> [What to work on] List each line of the data in which the string "replies" appears.

------ Input data ------

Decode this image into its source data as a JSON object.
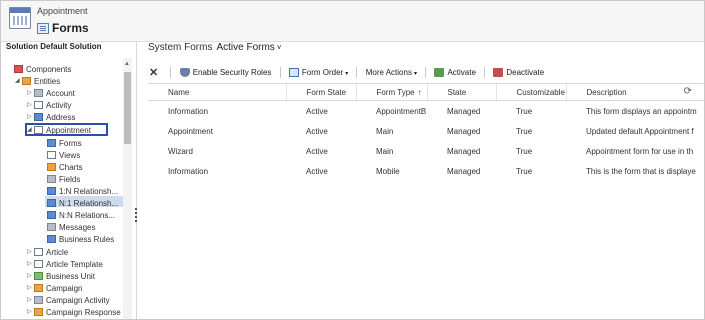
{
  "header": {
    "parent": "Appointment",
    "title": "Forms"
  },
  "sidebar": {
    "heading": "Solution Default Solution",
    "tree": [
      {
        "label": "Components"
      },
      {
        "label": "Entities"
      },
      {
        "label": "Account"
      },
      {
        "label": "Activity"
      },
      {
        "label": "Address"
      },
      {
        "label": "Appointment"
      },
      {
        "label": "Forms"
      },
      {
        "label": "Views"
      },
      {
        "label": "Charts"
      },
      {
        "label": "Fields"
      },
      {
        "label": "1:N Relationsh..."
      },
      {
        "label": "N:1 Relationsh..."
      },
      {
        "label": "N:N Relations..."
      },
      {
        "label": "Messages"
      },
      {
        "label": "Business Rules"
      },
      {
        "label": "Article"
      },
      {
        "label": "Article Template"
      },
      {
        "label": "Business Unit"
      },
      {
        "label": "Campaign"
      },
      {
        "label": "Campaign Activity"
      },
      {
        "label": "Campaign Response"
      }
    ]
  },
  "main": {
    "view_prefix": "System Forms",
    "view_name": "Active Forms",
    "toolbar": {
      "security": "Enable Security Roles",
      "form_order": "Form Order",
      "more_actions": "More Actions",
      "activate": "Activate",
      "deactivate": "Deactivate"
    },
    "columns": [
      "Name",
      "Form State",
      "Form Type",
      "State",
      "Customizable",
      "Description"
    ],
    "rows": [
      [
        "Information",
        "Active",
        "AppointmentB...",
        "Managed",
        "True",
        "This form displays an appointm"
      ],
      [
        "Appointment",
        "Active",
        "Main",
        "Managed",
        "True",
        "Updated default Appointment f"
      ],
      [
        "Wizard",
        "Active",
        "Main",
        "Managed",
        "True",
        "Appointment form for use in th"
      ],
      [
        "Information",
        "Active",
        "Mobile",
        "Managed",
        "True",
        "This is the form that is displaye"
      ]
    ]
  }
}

------
------ Input data ------

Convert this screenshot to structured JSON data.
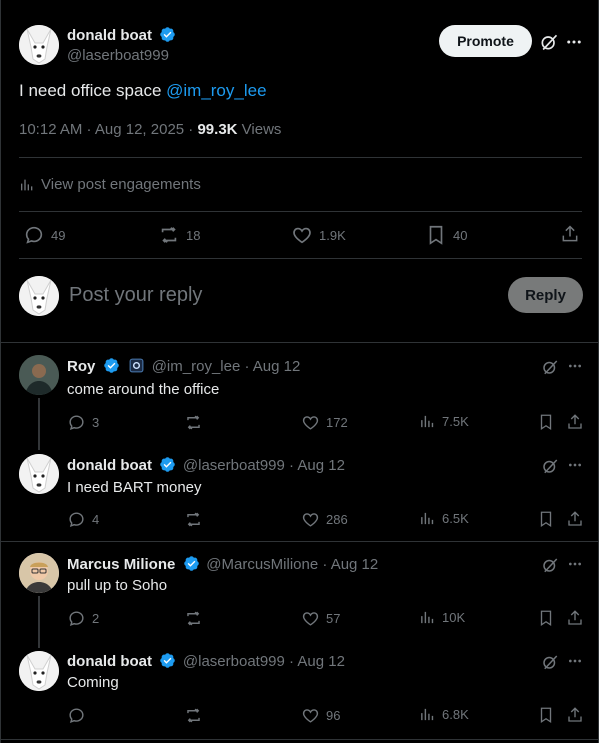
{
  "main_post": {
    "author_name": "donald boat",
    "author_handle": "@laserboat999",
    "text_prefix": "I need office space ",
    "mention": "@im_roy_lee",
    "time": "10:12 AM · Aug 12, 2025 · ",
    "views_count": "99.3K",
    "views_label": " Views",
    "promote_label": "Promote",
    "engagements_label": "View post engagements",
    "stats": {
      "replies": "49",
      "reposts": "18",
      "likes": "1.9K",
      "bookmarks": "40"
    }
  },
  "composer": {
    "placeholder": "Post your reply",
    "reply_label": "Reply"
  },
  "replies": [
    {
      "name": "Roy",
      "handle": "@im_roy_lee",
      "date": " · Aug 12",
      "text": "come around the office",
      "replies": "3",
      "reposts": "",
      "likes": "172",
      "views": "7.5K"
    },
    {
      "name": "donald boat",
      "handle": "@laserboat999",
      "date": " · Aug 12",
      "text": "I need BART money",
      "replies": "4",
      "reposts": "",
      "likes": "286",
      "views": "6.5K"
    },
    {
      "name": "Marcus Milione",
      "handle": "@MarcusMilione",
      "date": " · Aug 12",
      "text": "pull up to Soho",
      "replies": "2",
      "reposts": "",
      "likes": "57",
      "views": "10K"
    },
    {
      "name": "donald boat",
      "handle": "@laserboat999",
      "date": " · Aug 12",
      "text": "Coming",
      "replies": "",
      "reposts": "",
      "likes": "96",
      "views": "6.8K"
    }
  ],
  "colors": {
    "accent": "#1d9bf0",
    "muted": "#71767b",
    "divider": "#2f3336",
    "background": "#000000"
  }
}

------

> [Task result]
      "replies": "49",
  "replies": [
      "replies": "3",
      "replies": "4",
      "replies": "2",
      "replies": "",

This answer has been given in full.